Would you output the whole listing below, exactly as it reads?

─── Dataset rows ───

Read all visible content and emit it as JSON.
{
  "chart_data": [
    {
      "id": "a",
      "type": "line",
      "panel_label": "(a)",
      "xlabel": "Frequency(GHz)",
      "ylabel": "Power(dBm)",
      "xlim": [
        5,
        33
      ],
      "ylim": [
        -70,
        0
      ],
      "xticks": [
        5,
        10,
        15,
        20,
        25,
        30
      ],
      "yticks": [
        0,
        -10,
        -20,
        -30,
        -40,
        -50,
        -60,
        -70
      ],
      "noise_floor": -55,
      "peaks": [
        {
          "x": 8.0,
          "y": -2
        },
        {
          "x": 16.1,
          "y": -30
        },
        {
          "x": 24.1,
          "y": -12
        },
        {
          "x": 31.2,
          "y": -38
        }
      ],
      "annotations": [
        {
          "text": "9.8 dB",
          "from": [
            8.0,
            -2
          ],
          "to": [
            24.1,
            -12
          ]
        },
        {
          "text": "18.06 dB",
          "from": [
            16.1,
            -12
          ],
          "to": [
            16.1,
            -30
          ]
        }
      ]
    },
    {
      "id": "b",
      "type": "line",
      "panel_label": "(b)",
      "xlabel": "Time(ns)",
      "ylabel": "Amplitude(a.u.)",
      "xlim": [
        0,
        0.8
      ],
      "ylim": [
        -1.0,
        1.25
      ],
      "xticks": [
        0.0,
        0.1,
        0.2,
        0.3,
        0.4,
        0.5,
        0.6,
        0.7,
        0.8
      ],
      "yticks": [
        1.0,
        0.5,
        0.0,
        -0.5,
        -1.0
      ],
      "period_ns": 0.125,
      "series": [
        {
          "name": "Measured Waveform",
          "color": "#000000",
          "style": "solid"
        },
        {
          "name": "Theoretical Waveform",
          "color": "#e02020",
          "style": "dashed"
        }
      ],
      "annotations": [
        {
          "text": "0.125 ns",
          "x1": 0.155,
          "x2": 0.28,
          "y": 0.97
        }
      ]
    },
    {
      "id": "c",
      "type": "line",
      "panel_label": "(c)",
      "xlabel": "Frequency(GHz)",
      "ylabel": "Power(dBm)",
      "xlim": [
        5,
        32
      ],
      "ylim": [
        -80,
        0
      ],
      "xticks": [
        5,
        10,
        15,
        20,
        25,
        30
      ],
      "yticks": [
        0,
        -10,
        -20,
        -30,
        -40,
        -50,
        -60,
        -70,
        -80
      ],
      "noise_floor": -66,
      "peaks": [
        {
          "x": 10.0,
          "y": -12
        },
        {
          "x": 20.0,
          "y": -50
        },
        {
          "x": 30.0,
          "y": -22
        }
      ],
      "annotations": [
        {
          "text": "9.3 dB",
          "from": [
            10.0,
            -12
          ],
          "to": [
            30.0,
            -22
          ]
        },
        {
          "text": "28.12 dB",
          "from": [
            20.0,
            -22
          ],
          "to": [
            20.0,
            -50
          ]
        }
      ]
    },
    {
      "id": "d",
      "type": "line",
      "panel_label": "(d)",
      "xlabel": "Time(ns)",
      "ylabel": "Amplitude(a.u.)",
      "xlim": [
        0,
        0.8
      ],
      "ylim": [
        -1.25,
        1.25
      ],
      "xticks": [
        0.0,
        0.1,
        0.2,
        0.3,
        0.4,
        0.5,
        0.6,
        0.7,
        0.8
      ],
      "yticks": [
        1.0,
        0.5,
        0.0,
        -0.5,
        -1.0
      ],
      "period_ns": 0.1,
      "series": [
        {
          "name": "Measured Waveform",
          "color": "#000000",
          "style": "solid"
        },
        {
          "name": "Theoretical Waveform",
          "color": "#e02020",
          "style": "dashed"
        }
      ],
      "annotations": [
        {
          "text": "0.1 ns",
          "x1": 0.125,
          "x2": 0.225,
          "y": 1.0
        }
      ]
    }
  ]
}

───

Solution to this problem:
Read all visible content and emit it as JSON.
{
  "chart_data": [
    {
      "id": "a",
      "type": "line",
      "panel_label": "(a)",
      "xlabel": "Frequency(GHz)",
      "ylabel": "Power(dBm)",
      "xlim": [
        5,
        33
      ],
      "ylim": [
        -70,
        0
      ],
      "xticks": [
        5,
        10,
        15,
        20,
        25,
        30
      ],
      "yticks": [
        0,
        -10,
        -20,
        -30,
        -40,
        -50,
        -60,
        -70
      ],
      "noise_floor": -55,
      "peaks": [
        {
          "x": 8.0,
          "y": -2
        },
        {
          "x": 16.1,
          "y": -30
        },
        {
          "x": 24.1,
          "y": -12
        },
        {
          "x": 31.2,
          "y": -38
        }
      ],
      "annotations": [
        {
          "text": "9.8 dB",
          "from": [
            8.0,
            -2
          ],
          "to": [
            24.1,
            -12
          ]
        },
        {
          "text": "18.06 dB",
          "from": [
            16.1,
            -12
          ],
          "to": [
            16.1,
            -30
          ]
        }
      ]
    },
    {
      "id": "b",
      "type": "line",
      "panel_label": "(b)",
      "xlabel": "Time(ns)",
      "ylabel": "Amplitude(a.u.)",
      "xlim": [
        0,
        0.8
      ],
      "ylim": [
        -1.0,
        1.25
      ],
      "xticks": [
        0.0,
        0.1,
        0.2,
        0.3,
        0.4,
        0.5,
        0.6,
        0.7,
        0.8
      ],
      "yticks": [
        1.0,
        0.5,
        0.0,
        -0.5,
        -1.0
      ],
      "period_ns": 0.125,
      "series": [
        {
          "name": "Measured Waveform",
          "color": "#000000",
          "style": "solid"
        },
        {
          "name": "Theoretical Waveform",
          "color": "#e02020",
          "style": "dashed"
        }
      ],
      "annotations": [
        {
          "text": "0.125 ns",
          "x1": 0.155,
          "x2": 0.28,
          "y": 0.97
        }
      ]
    },
    {
      "id": "c",
      "type": "line",
      "panel_label": "(c)",
      "xlabel": "Frequency(GHz)",
      "ylabel": "Power(dBm)",
      "xlim": [
        5,
        32
      ],
      "ylim": [
        -80,
        0
      ],
      "xticks": [
        5,
        10,
        15,
        20,
        25,
        30
      ],
      "yticks": [
        0,
        -10,
        -20,
        -30,
        -40,
        -50,
        -60,
        -70,
        -80
      ],
      "noise_floor": -66,
      "peaks": [
        {
          "x": 10.0,
          "y": -12
        },
        {
          "x": 20.0,
          "y": -50
        },
        {
          "x": 30.0,
          "y": -22
        }
      ],
      "annotations": [
        {
          "text": "9.3 dB",
          "from": [
            10.0,
            -12
          ],
          "to": [
            30.0,
            -22
          ]
        },
        {
          "text": "28.12 dB",
          "from": [
            20.0,
            -22
          ],
          "to": [
            20.0,
            -50
          ]
        }
      ]
    },
    {
      "id": "d",
      "type": "line",
      "panel_label": "(d)",
      "xlabel": "Time(ns)",
      "ylabel": "Amplitude(a.u.)",
      "xlim": [
        0,
        0.8
      ],
      "ylim": [
        -1.25,
        1.25
      ],
      "xticks": [
        0.0,
        0.1,
        0.2,
        0.3,
        0.4,
        0.5,
        0.6,
        0.7,
        0.8
      ],
      "yticks": [
        1.0,
        0.5,
        0.0,
        -0.5,
        -1.0
      ],
      "period_ns": 0.1,
      "series": [
        {
          "name": "Measured Waveform",
          "color": "#000000",
          "style": "solid"
        },
        {
          "name": "Theoretical Waveform",
          "color": "#e02020",
          "style": "dashed"
        }
      ],
      "annotations": [
        {
          "text": "0.1 ns",
          "x1": 0.125,
          "x2": 0.225,
          "y": 1.0
        }
      ]
    }
  ]
}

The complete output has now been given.